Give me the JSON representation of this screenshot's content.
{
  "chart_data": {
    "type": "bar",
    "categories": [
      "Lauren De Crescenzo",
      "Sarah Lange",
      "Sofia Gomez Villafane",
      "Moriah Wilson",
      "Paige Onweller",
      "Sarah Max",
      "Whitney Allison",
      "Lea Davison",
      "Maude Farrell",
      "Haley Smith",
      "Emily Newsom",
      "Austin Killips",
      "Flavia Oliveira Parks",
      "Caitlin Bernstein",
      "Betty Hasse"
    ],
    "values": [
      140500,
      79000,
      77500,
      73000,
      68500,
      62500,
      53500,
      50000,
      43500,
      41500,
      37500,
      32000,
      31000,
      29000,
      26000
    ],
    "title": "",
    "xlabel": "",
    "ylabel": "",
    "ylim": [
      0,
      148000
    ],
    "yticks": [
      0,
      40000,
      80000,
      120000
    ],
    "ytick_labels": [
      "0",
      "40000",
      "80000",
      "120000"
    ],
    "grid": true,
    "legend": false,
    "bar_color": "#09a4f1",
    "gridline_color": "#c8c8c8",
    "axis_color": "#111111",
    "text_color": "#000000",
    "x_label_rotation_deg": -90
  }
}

_TASK DESCRIPTION_
Transcribe every record above exactly as it appears.

_ANSWER TO THIS PROBLEM_
Give me the JSON representation of this screenshot's content.
{
  "chart_data": {
    "type": "bar",
    "categories": [
      "Lauren De Crescenzo",
      "Sarah Lange",
      "Sofia Gomez Villafane",
      "Moriah Wilson",
      "Paige Onweller",
      "Sarah Max",
      "Whitney Allison",
      "Lea Davison",
      "Maude Farrell",
      "Haley Smith",
      "Emily Newsom",
      "Austin Killips",
      "Flavia Oliveira Parks",
      "Caitlin Bernstein",
      "Betty Hasse"
    ],
    "values": [
      140500,
      79000,
      77500,
      73000,
      68500,
      62500,
      53500,
      50000,
      43500,
      41500,
      37500,
      32000,
      31000,
      29000,
      26000
    ],
    "title": "",
    "xlabel": "",
    "ylabel": "",
    "ylim": [
      0,
      148000
    ],
    "yticks": [
      0,
      40000,
      80000,
      120000
    ],
    "ytick_labels": [
      "0",
      "40000",
      "80000",
      "120000"
    ],
    "grid": true,
    "legend": false,
    "bar_color": "#09a4f1",
    "gridline_color": "#c8c8c8",
    "axis_color": "#111111",
    "text_color": "#000000",
    "x_label_rotation_deg": -90
  }
}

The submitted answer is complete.